Take the data below and repeat it exactly.

(Records)
--
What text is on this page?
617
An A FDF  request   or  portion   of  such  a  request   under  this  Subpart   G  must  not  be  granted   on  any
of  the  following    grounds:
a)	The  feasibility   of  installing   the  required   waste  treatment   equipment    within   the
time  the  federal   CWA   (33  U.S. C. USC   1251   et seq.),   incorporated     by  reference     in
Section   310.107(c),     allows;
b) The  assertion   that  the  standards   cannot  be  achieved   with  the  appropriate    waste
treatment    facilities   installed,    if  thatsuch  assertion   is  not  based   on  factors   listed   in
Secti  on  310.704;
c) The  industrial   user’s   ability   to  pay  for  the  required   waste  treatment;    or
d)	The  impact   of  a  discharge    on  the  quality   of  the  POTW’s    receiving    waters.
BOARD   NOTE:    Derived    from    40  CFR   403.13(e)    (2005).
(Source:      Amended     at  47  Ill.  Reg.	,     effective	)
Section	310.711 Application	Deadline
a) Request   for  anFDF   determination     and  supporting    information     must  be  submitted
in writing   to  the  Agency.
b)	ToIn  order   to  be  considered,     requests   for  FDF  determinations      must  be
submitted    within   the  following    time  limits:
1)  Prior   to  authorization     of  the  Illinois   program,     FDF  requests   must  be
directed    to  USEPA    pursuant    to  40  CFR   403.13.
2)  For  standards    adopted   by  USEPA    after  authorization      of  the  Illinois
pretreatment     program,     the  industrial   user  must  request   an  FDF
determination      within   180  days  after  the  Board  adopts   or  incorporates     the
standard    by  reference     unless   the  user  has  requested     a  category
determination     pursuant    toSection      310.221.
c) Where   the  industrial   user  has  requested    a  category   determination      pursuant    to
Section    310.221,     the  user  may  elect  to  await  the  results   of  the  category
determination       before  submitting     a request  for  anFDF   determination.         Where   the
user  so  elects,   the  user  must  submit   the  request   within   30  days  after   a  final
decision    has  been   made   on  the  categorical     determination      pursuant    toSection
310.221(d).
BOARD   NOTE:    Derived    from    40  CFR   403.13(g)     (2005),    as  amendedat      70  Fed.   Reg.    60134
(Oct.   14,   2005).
--
Correct output.
What text is on this page?
617
An A FDF  request   or  portion   of  such  a  request   under  this  Subpart   G  must  not  be  granted   on  any
of  the  following    grounds:
a)	The  feasibility   of  installing   the  required   waste  treatment   equipment    within   the
time  the  federal   CWA   (33  U.S. C. USC   1251   et seq.),   incorporated     by  reference     in
Section   310.107(c),     allows;
b) The  assertion   that  the  standards   cannot  be  achieved   with  the  appropriate    waste
treatment    facilities   installed,    if  thatsuch  assertion   is  not  based   on  factors   listed   in
Secti  on  310.704;
c) The  industrial   user’s   ability   to  pay  for  the  required   waste  treatment;    or
d)	The  impact   of  a  discharge    on  the  quality   of  the  POTW’s    receiving    waters.
BOARD   NOTE:    Derived    from    40  CFR   403.13(e)    (2005).
(Source:      Amended     at  47  Ill.  Reg.	,     effective	)
Section	310.711 Application	Deadline
a) Request   for  anFDF   determination     and  supporting    information     must  be  submitted
in writing   to  the  Agency.
b)	ToIn  order   to  be  considered,     requests   for  FDF  determinations      must  be
submitted    within   the  following    time  limits:
1)  Prior   to  authorization     of  the  Illinois   program,     FDF  requests   must  be
directed    to  USEPA    pursuant    to  40  CFR   403.13.
2)  For  standards    adopted   by  USEPA    after  authorization      of  the  Illinois
pretreatment     program,     the  industrial   user  must  request   an  FDF
determination      within   180  days  after  the  Board  adopts   or  incorporates     the
standard    by  reference     unless   the  user  has  requested     a  category
determination     pursuant    toSection      310.221.
c) Where   the  industrial   user  has  requested    a  category   determination      pursuant    to
Section    310.221,     the  user  may  elect  to  await  the  results   of  the  category
determination       before  submitting     a request  for  anFDF   determination.         Where   the
user  so  elects,   the  user  must  submit   the  request   within   30  days  after   a  final
decision    has  been   made   on  the  categorical     determination      pursuant    toSection
310.221(d).
BOARD   NOTE:    Derived    from    40  CFR   403.13(g)     (2005),    as  amendedat      70  Fed.   Reg.    60134
(Oct.   14,   2005).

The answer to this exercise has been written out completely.